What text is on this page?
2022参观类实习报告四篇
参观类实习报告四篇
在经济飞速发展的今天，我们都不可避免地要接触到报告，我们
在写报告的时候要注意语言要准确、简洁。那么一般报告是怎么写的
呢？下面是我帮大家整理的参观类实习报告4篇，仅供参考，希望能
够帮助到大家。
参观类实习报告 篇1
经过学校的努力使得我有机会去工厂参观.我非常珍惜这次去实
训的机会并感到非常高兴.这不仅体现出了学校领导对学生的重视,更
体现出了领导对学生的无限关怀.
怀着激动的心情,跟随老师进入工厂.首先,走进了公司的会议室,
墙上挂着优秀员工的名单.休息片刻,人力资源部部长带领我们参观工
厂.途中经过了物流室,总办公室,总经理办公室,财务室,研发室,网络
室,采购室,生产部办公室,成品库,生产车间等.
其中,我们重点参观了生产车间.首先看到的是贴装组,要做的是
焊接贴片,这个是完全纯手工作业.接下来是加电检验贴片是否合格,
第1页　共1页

|---|

= Work to do =
Extract the data exactly as given.

= Correct response =
What text is on this page?
2022参观类实习报告四篇
参观类实习报告四篇
在经济飞速发展的今天，我们都不可避免地要接触到报告，我们
在写报告的时候要注意语言要准确、简洁。那么一般报告是怎么写的
呢？下面是我帮大家整理的参观类实习报告4篇，仅供参考，希望能
够帮助到大家。
参观类实习报告 篇1
经过学校的努力使得我有机会去工厂参观.我非常珍惜这次去实
训的机会并感到非常高兴.这不仅体现出了学校领导对学生的重视,更
体现出了领导对学生的无限关怀.
怀着激动的心情,跟随老师进入工厂.首先,走进了公司的会议室,
墙上挂着优秀员工的名单.休息片刻,人力资源部部长带领我们参观工
厂.途中经过了物流室,总办公室,总经理办公室,财务室,研发室,网络
室,采购室,生产部办公室,成品库,生产车间等.
其中,我们重点参观了生产车间.首先看到的是贴装组,要做的是
焊接贴片,这个是完全纯手工作业.接下来是加电检验贴片是否合格,
第1页　共1页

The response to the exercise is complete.